──────── Material provided ────────
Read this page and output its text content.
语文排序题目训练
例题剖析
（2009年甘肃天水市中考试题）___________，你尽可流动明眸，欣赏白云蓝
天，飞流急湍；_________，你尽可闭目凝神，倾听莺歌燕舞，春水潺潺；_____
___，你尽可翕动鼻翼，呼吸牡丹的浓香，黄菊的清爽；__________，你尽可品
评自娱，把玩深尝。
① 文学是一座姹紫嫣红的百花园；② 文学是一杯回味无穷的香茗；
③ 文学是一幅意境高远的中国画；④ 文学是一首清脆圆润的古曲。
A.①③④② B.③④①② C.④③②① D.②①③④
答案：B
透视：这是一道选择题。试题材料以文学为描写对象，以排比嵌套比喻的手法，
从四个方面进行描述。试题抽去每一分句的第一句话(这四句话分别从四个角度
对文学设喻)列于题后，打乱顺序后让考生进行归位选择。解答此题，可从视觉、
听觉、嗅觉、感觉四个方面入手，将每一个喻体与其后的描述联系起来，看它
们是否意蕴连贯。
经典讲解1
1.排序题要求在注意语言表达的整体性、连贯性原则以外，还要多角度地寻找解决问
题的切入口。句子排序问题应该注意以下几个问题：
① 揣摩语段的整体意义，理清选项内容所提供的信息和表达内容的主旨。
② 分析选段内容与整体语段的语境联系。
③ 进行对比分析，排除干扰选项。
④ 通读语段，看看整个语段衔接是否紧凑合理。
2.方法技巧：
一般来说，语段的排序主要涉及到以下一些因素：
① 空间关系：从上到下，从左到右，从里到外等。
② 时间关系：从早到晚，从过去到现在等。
────────
• Given exercise:
Transcribe the data. Leave every line exactly as it is.

• Problem solution:
Read this page and output its text content.
语文排序题目训练
例题剖析
（2009年甘肃天水市中考试题）___________，你尽可流动明眸，欣赏白云蓝
天，飞流急湍；_________，你尽可闭目凝神，倾听莺歌燕舞，春水潺潺；_____
___，你尽可翕动鼻翼，呼吸牡丹的浓香，黄菊的清爽；__________，你尽可品
评自娱，把玩深尝。
① 文学是一座姹紫嫣红的百花园；② 文学是一杯回味无穷的香茗；
③ 文学是一幅意境高远的中国画；④ 文学是一首清脆圆润的古曲。
A.①③④② B.③④①② C.④③②① D.②①③④
答案：B
透视：这是一道选择题。试题材料以文学为描写对象，以排比嵌套比喻的手法，
从四个方面进行描述。试题抽去每一分句的第一句话(这四句话分别从四个角度
对文学设喻)列于题后，打乱顺序后让考生进行归位选择。解答此题，可从视觉、
听觉、嗅觉、感觉四个方面入手，将每一个喻体与其后的描述联系起来，看它
们是否意蕴连贯。
经典讲解1
1.排序题要求在注意语言表达的整体性、连贯性原则以外，还要多角度地寻找解决问
题的切入口。句子排序问题应该注意以下几个问题：
① 揣摩语段的整体意义，理清选项内容所提供的信息和表达内容的主旨。
② 分析选段内容与整体语段的语境联系。
③ 进行对比分析，排除干扰选项。
④ 通读语段，看看整个语段衔接是否紧凑合理。
2.方法技巧：
一般来说，语段的排序主要涉及到以下一些因素：
① 空间关系：从上到下，从左到右，从里到外等。
② 时间关系：从早到晚，从过去到现在等。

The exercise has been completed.